TASK STATEMENT:
Exclude the pictures; give every entry again exactly as written.

INPUT RECORDS:
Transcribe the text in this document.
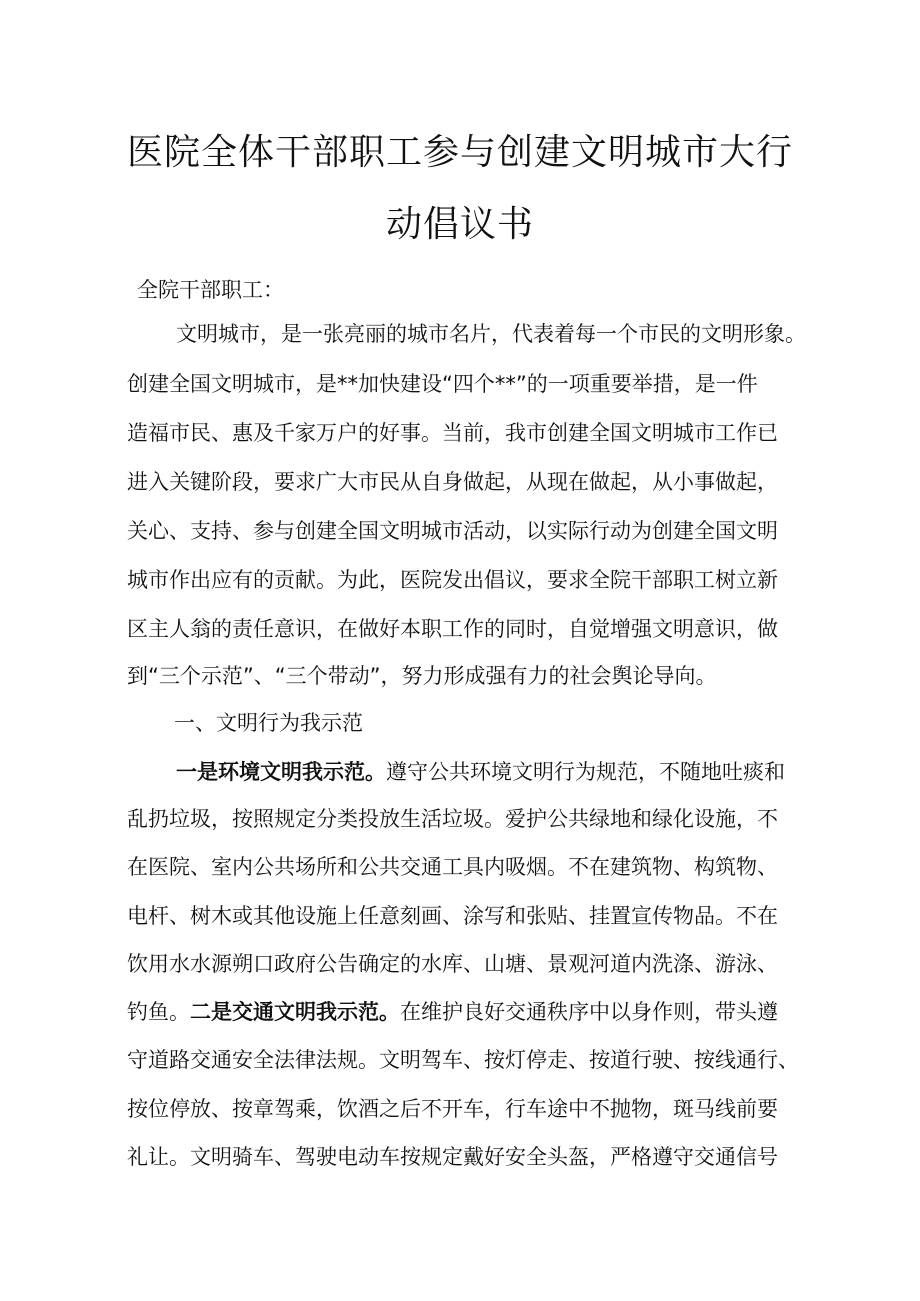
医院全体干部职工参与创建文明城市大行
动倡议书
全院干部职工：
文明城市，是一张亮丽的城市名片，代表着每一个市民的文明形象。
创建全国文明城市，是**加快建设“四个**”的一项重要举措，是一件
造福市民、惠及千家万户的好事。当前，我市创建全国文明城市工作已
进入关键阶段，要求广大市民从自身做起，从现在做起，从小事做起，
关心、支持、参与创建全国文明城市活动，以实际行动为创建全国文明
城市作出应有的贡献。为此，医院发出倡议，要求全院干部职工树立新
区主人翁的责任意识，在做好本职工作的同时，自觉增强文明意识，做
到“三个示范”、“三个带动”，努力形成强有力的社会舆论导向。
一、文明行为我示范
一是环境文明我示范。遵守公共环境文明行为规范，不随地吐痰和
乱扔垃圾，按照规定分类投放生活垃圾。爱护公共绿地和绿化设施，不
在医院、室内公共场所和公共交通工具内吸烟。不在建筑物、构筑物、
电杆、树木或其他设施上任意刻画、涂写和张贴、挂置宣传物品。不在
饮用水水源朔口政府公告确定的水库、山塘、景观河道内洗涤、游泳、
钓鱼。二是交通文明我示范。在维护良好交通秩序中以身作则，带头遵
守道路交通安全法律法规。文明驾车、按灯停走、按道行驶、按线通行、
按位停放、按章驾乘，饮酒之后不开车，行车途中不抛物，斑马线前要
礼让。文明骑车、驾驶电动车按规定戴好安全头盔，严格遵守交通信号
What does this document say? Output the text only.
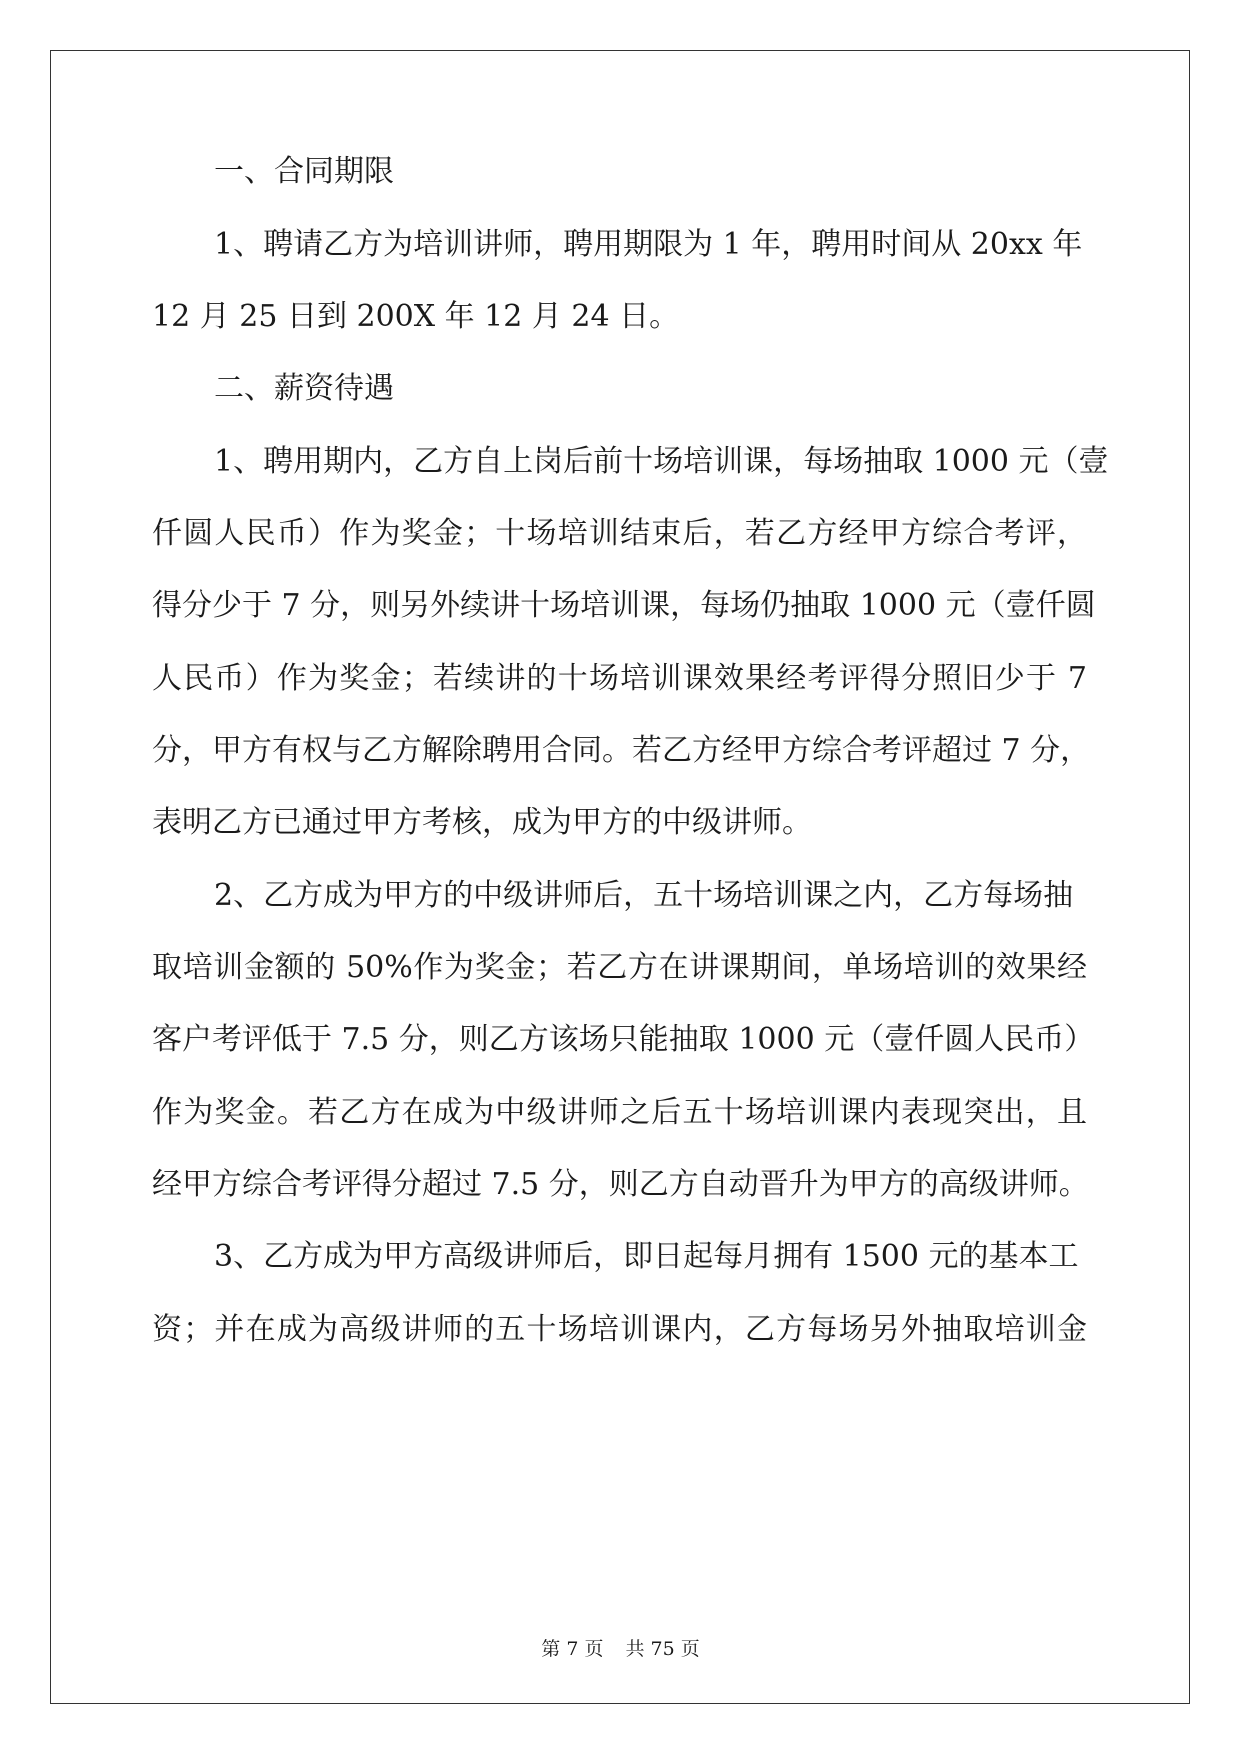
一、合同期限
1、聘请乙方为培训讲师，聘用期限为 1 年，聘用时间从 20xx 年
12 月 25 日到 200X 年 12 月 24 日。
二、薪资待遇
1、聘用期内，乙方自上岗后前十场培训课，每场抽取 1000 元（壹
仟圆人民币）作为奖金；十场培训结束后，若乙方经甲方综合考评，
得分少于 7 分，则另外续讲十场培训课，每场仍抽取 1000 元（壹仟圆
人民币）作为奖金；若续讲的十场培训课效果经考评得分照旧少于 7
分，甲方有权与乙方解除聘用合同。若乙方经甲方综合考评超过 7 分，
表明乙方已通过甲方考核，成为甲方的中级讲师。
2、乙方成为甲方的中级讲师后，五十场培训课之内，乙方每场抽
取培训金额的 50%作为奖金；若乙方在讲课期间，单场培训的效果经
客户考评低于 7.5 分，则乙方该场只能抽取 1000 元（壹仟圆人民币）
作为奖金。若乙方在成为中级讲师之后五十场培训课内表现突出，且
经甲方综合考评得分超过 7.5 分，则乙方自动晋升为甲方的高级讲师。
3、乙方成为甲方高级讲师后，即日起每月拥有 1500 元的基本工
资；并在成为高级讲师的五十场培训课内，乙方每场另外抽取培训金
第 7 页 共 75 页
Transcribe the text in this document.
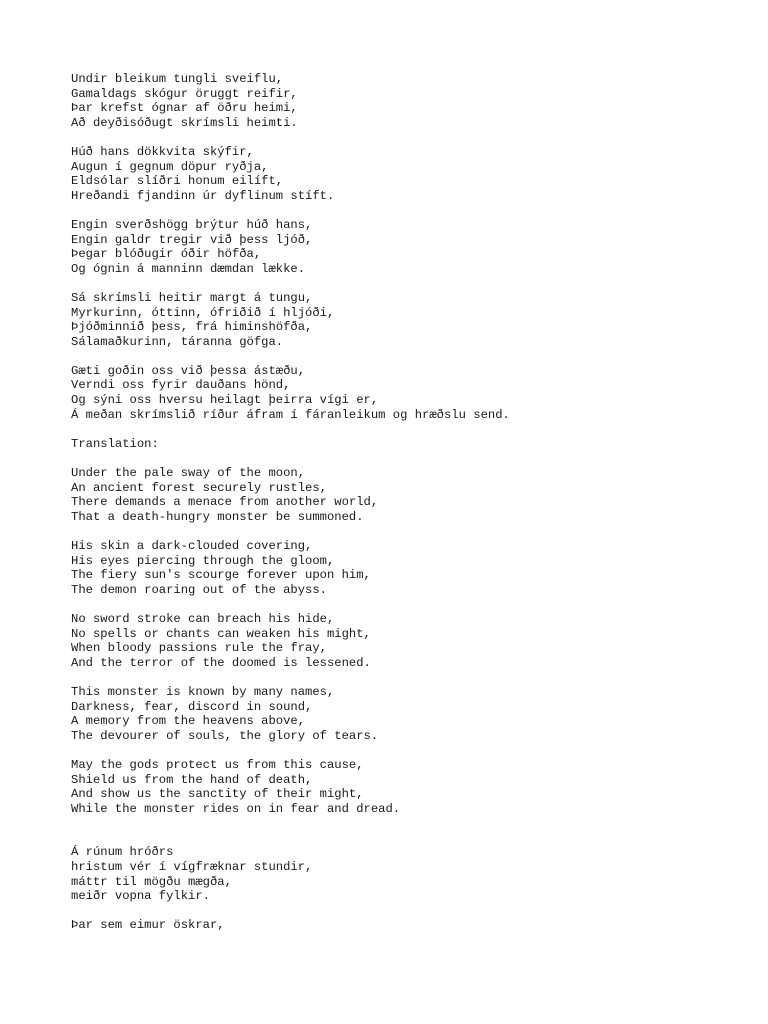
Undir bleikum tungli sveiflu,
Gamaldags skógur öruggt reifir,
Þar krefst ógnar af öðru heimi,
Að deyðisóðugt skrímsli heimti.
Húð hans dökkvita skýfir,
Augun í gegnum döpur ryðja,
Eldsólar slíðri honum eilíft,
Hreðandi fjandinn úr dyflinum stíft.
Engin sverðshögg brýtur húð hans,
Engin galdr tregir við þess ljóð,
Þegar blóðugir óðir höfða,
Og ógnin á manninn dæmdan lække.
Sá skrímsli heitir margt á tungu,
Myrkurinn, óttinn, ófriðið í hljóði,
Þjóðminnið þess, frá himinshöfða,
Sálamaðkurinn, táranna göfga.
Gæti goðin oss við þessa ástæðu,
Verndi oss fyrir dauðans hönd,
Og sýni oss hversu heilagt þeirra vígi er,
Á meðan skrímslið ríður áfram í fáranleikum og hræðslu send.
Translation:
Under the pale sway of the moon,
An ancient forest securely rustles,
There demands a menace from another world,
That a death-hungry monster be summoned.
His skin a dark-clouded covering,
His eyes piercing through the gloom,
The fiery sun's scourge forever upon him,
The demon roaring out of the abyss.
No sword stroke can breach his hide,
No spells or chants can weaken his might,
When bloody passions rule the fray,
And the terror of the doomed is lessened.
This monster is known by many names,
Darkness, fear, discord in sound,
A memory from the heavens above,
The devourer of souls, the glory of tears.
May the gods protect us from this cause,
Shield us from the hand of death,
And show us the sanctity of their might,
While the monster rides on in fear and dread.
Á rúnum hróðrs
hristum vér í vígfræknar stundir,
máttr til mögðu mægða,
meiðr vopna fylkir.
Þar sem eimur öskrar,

ANSWER IN FULL:
Transcribe the text in this document.
医院全体干部职工参与创建文明城市大行
动倡议书
全院干部职工：
文明城市，是一张亮丽的城市名片，代表着每一个市民的文明形象。
创建全国文明城市，是**加快建设“四个**”的一项重要举措，是一件
造福市民、惠及千家万户的好事。当前，我市创建全国文明城市工作已
进入关键阶段，要求广大市民从自身做起，从现在做起，从小事做起，
关心、支持、参与创建全国文明城市活动，以实际行动为创建全国文明
城市作出应有的贡献。为此，医院发出倡议，要求全院干部职工树立新
区主人翁的责任意识，在做好本职工作的同时，自觉增强文明意识，做
到“三个示范”、“三个带动”，努力形成强有力的社会舆论导向。
一、文明行为我示范
一是环境文明我示范。遵守公共环境文明行为规范，不随地吐痰和
乱扔垃圾，按照规定分类投放生活垃圾。爱护公共绿地和绿化设施，不
在医院、室内公共场所和公共交通工具内吸烟。不在建筑物、构筑物、
电杆、树木或其他设施上任意刻画、涂写和张贴、挂置宣传物品。不在
饮用水水源朔口政府公告确定的水库、山塘、景观河道内洗涤、游泳、
钓鱼。二是交通文明我示范。在维护良好交通秩序中以身作则，带头遵
守道路交通安全法律法规。文明驾车、按灯停走、按道行驶、按线通行、
按位停放、按章驾乘，饮酒之后不开车，行车途中不抛物，斑马线前要
礼让。文明骑车、驾驶电动车按规定戴好安全头盔，严格遵守交通信号
What does this document say? Output the text only.
一、合同期限
1、聘请乙方为培训讲师，聘用期限为 1 年，聘用时间从 20xx 年
12 月 25 日到 200X 年 12 月 24 日。
二、薪资待遇
1、聘用期内，乙方自上岗后前十场培训课，每场抽取 1000 元（壹
仟圆人民币）作为奖金；十场培训结束后，若乙方经甲方综合考评，
得分少于 7 分，则另外续讲十场培训课，每场仍抽取 1000 元（壹仟圆
人民币）作为奖金；若续讲的十场培训课效果经考评得分照旧少于 7
分，甲方有权与乙方解除聘用合同。若乙方经甲方综合考评超过 7 分，
表明乙方已通过甲方考核，成为甲方的中级讲师。
2、乙方成为甲方的中级讲师后，五十场培训课之内，乙方每场抽
取培训金额的 50%作为奖金；若乙方在讲课期间，单场培训的效果经
客户考评低于 7.5 分，则乙方该场只能抽取 1000 元（壹仟圆人民币）
作为奖金。若乙方在成为中级讲师之后五十场培训课内表现突出，且
经甲方综合考评得分超过 7.5 分，则乙方自动晋升为甲方的高级讲师。
3、乙方成为甲方高级讲师后，即日起每月拥有 1500 元的基本工
资；并在成为高级讲师的五十场培训课内，乙方每场另外抽取培训金
第 7 页 共 75 页
Transcribe the text in this document.
Undir bleikum tungli sveiflu,
Gamaldags skógur öruggt reifir,
Þar krefst ógnar af öðru heimi,
Að deyðisóðugt skrímsli heimti.
Húð hans dökkvita skýfir,
Augun í gegnum döpur ryðja,
Eldsólar slíðri honum eilíft,
Hreðandi fjandinn úr dyflinum stíft.
Engin sverðshögg brýtur húð hans,
Engin galdr tregir við þess ljóð,
Þegar blóðugir óðir höfða,
Og ógnin á manninn dæmdan lække.
Sá skrímsli heitir margt á tungu,
Myrkurinn, óttinn, ófriðið í hljóði,
Þjóðminnið þess, frá himinshöfða,
Sálamaðkurinn, táranna göfga.
Gæti goðin oss við þessa ástæðu,
Verndi oss fyrir dauðans hönd,
Og sýni oss hversu heilagt þeirra vígi er,
Á meðan skrímslið ríður áfram í fáranleikum og hræðslu send.
Translation:
Under the pale sway of the moon,
An ancient forest securely rustles,
There demands a menace from another world,
That a death-hungry monster be summoned.
His skin a dark-clouded covering,
His eyes piercing through the gloom,
The fiery sun's scourge forever upon him,
The demon roaring out of the abyss.
No sword stroke can breach his hide,
No spells or chants can weaken his might,
When bloody passions rule the fray,
And the terror of the doomed is lessened.
This monster is known by many names,
Darkness, fear, discord in sound,
A memory from the heavens above,
The devourer of souls, the glory of tears.
May the gods protect us from this cause,
Shield us from the hand of death,
And show us the sanctity of their might,
While the monster rides on in fear and dread.
Á rúnum hróðrs
hristum vér í vígfræknar stundir,
máttr til mögðu mægða,
meiðr vopna fylkir.
Þar sem eimur öskrar,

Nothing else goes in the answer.